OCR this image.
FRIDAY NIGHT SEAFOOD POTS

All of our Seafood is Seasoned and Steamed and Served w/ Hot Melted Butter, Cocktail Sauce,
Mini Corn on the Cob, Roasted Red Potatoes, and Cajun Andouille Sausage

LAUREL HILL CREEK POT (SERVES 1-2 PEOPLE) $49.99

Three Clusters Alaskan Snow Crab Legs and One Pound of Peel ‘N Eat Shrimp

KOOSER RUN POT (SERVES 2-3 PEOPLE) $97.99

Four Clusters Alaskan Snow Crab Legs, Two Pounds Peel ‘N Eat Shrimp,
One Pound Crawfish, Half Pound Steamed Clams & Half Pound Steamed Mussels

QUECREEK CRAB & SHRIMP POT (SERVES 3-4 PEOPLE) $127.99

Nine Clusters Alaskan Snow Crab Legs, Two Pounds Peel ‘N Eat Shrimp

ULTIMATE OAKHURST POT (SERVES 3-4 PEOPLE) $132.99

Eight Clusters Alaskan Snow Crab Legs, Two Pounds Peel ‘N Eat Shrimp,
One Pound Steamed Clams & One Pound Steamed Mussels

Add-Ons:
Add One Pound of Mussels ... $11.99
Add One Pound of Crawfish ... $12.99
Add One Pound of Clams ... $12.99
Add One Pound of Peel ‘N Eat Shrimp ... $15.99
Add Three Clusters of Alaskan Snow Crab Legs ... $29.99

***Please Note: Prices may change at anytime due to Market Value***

·····

Your instructions => Show each line holding the word "Mussels".

Exercise result =>
One Pound Crawfish, Half Pound Steamed Clams & Half Pound Steamed Mussels
One Pound Steamed Clams & One Pound Steamed Mussels
Add One Pound of Mussels ... $11.99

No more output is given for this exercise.